[Extracted data entries]
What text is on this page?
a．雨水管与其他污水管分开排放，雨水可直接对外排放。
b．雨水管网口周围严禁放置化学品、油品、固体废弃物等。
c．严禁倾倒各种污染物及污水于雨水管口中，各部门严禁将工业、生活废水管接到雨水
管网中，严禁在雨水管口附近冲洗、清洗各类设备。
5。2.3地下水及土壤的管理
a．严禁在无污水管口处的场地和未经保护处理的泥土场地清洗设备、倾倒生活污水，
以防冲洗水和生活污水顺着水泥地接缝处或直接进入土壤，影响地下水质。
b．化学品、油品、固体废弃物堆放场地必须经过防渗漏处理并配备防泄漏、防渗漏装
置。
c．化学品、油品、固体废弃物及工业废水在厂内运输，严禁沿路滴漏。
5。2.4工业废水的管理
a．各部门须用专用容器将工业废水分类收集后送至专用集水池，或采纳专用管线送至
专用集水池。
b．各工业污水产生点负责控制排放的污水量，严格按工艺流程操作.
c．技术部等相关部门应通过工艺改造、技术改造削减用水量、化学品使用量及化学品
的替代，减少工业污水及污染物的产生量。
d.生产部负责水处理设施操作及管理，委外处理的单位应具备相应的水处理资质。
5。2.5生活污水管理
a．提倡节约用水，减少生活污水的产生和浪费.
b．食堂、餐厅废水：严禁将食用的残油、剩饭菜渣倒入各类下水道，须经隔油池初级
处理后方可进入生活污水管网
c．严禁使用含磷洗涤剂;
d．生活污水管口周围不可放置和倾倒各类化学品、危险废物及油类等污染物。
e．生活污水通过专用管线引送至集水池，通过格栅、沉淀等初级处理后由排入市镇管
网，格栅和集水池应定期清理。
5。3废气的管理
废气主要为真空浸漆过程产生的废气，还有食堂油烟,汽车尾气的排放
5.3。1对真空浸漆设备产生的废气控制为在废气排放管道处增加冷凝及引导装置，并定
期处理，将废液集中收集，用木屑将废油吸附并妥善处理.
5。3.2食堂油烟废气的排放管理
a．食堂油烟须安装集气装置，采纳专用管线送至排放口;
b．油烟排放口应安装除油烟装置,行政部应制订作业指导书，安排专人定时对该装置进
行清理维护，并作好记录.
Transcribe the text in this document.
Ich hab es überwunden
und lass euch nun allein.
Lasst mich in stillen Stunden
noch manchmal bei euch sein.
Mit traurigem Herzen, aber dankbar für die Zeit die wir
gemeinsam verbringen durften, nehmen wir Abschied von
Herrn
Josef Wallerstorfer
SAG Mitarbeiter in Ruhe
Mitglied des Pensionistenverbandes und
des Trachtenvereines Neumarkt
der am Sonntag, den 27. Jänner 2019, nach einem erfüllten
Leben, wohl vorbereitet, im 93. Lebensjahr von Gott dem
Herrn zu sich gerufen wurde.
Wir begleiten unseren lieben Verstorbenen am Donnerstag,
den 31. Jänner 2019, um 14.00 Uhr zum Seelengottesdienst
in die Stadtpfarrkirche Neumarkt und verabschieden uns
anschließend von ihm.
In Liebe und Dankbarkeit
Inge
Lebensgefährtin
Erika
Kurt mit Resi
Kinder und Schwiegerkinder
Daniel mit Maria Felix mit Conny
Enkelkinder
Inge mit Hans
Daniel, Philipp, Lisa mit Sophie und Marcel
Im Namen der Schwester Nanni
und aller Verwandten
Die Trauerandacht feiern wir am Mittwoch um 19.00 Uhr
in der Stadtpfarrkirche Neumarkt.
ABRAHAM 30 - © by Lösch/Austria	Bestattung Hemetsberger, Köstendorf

**TASK BRIEF**
Output all records verbatim.

**SOLVED EXERCISE**
What text is on this page?
a．雨水管与其他污水管分开排放，雨水可直接对外排放。
b．雨水管网口周围严禁放置化学品、油品、固体废弃物等。
c．严禁倾倒各种污染物及污水于雨水管口中，各部门严禁将工业、生活废水管接到雨水
管网中，严禁在雨水管口附近冲洗、清洗各类设备。
5。2.3地下水及土壤的管理
a．严禁在无污水管口处的场地和未经保护处理的泥土场地清洗设备、倾倒生活污水，
以防冲洗水和生活污水顺着水泥地接缝处或直接进入土壤，影响地下水质。
b．化学品、油品、固体废弃物堆放场地必须经过防渗漏处理并配备防泄漏、防渗漏装
置。
c．化学品、油品、固体废弃物及工业废水在厂内运输，严禁沿路滴漏。
5。2.4工业废水的管理
a．各部门须用专用容器将工业废水分类收集后送至专用集水池，或采纳专用管线送至
专用集水池。
b．各工业污水产生点负责控制排放的污水量，严格按工艺流程操作.
c．技术部等相关部门应通过工艺改造、技术改造削减用水量、化学品使用量及化学品
的替代，减少工业污水及污染物的产生量。
d.生产部负责水处理设施操作及管理，委外处理的单位应具备相应的水处理资质。
5。2.5生活污水管理
a．提倡节约用水，减少生活污水的产生和浪费.
b．食堂、餐厅废水：严禁将食用的残油、剩饭菜渣倒入各类下水道，须经隔油池初级
处理后方可进入生活污水管网
c．严禁使用含磷洗涤剂;
d．生活污水管口周围不可放置和倾倒各类化学品、危险废物及油类等污染物。
e．生活污水通过专用管线引送至集水池，通过格栅、沉淀等初级处理后由排入市镇管
网，格栅和集水池应定期清理。
5。3废气的管理
废气主要为真空浸漆过程产生的废气，还有食堂油烟,汽车尾气的排放
5.3。1对真空浸漆设备产生的废气控制为在废气排放管道处增加冷凝及引导装置，并定
期处理，将废液集中收集，用木屑将废油吸附并妥善处理.
5。3.2食堂油烟废气的排放管理
a．食堂油烟须安装集气装置，采纳专用管线送至排放口;
b．油烟排放口应安装除油烟装置,行政部应制订作业指导书，安排专人定时对该装置进
行清理维护，并作好记录.
Transcribe the text in this document.
Ich hab es überwunden
und lass euch nun allein.
Lasst mich in stillen Stunden
noch manchmal bei euch sein.
Mit traurigem Herzen, aber dankbar für die Zeit die wir
gemeinsam verbringen durften, nehmen wir Abschied von
Herrn
Josef Wallerstorfer
SAG Mitarbeiter in Ruhe
Mitglied des Pensionistenverbandes und
des Trachtenvereines Neumarkt
der am Sonntag, den 27. Jänner 2019, nach einem erfüllten
Leben, wohl vorbereitet, im 93. Lebensjahr von Gott dem
Herrn zu sich gerufen wurde.
Wir begleiten unseren lieben Verstorbenen am Donnerstag,
den 31. Jänner 2019, um 14.00 Uhr zum Seelengottesdienst
in die Stadtpfarrkirche Neumarkt und verabschieden uns
anschließend von ihm.
In Liebe und Dankbarkeit
Inge
Lebensgefährtin
Erika
Kurt mit Resi
Kinder und Schwiegerkinder
Daniel mit Maria Felix mit Conny
Enkelkinder
Inge mit Hans
Daniel, Philipp, Lisa mit Sophie und Marcel
Im Namen der Schwester Nanni
und aller Verwandten
Die Trauerandacht feiern wir am Mittwoch um 19.00 Uhr
in der Stadtpfarrkirche Neumarkt.
ABRAHAM 30 - © by Lösch/Austria	Bestattung Hemetsberger, Köstendorf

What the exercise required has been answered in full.